_Prompt_: Omitting any pictures, transcribe the entries below exactly.

---------- Information given

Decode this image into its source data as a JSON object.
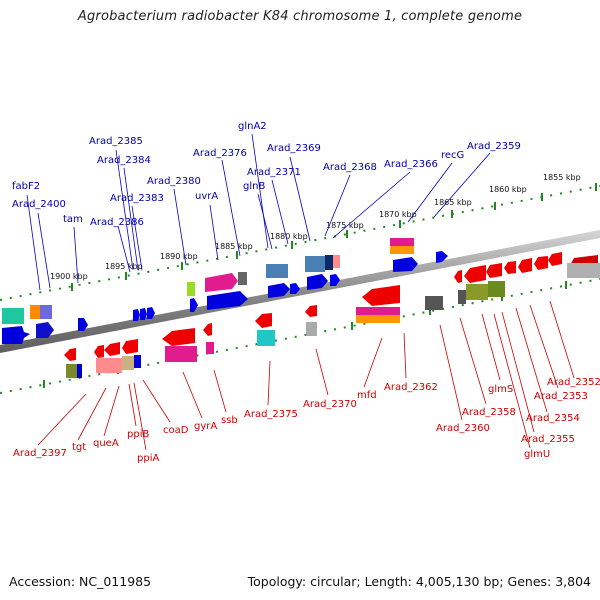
{
  "title": "Agrobacterium radiobacter K84 chromosome 1, complete genome",
  "footer": {
    "accession": "Accession: NC_011985",
    "summary": "Topology: circular; Length: 4,005,130 bp; Genes: 3,804"
  },
  "colors": {
    "plus_strand_label": "#0000aa",
    "minus_strand_label": "#cc0000",
    "backbone": "#8a8a8a",
    "tick": "#1f8a1f"
  },
  "ruler": [
    "1855 kbp",
    "1860 kbp",
    "1865 kbp",
    "1870 kbp",
    "1875 kbp",
    "1880 kbp",
    "1885 kbp",
    "1890 kbp",
    "1895 kbp",
    "1900 kbp"
  ],
  "top_labels": [
    "Arad_2385",
    "Arad_2384",
    "Arad_2383",
    "Arad_2386",
    "tam",
    "fabF2",
    "Arad_2400",
    "Arad_2380",
    "uvrA",
    "Arad_2376",
    "glnA2",
    "glnB",
    "Arad_2371",
    "Arad_2369",
    "Arad_2368",
    "Arad_2366",
    "recG",
    "Arad_2359"
  ],
  "bottom_labels": [
    "Arad_2397",
    "tgt",
    "queA",
    "ppiB",
    "ppiA",
    "coaD",
    "gyrA",
    "ssb",
    "Arad_2375",
    "Arad_2370",
    "mfd",
    "Arad_2362",
    "Arad_2360",
    "Arad_2358",
    "glmS",
    "Arad_2354",
    "Arad_2355",
    "glmU",
    "Arad_2353",
    "Arad_2352"
  ]
}
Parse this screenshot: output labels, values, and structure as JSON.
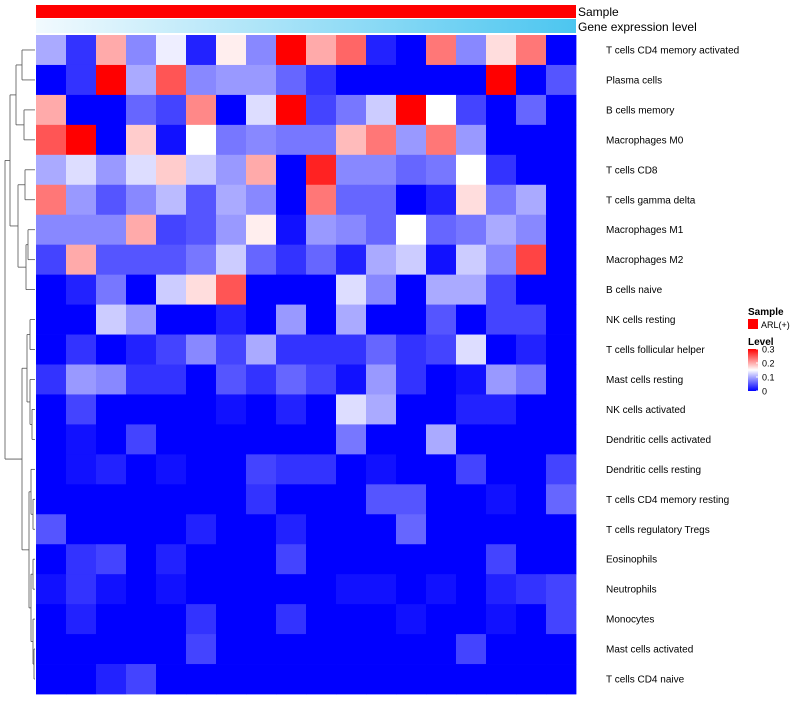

--------------------

_Exercise solution_:
Decode this image into its source data as a JSON object.
{
  "title": "Agrobacterium radiobacter K84 chromosome 1, complete genome",
  "footer": {
    "accession": "Accession: NC_011985",
    "summary": "Topology: circular; Length: 4,005,130 bp; Genes: 3,804"
  },
  "colors": {
    "plus_strand_label": "#0000aa",
    "minus_strand_label": "#cc0000",
    "backbone": "#8a8a8a",
    "tick": "#1f8a1f"
  },
  "ruler": [
    "1855 kbp",
    "1860 kbp",
    "1865 kbp",
    "1870 kbp",
    "1875 kbp",
    "1880 kbp",
    "1885 kbp",
    "1890 kbp",
    "1895 kbp",
    "1900 kbp"
  ],
  "top_labels": [
    "Arad_2385",
    "Arad_2384",
    "Arad_2383",
    "Arad_2386",
    "tam",
    "fabF2",
    "Arad_2400",
    "Arad_2380",
    "uvrA",
    "Arad_2376",
    "glnA2",
    "glnB",
    "Arad_2371",
    "Arad_2369",
    "Arad_2368",
    "Arad_2366",
    "recG",
    "Arad_2359"
  ],
  "bottom_labels": [
    "Arad_2397",
    "tgt",
    "queA",
    "ppiB",
    "ppiA",
    "coaD",
    "gyrA",
    "ssb",
    "Arad_2375",
    "Arad_2370",
    "mfd",
    "Arad_2362",
    "Arad_2360",
    "Arad_2358",
    "glmS",
    "Arad_2354",
    "Arad_2355",
    "glmU",
    "Arad_2353",
    "Arad_2352"
  ]
}
Parse this screenshot: output labels, values, and structure as JSON.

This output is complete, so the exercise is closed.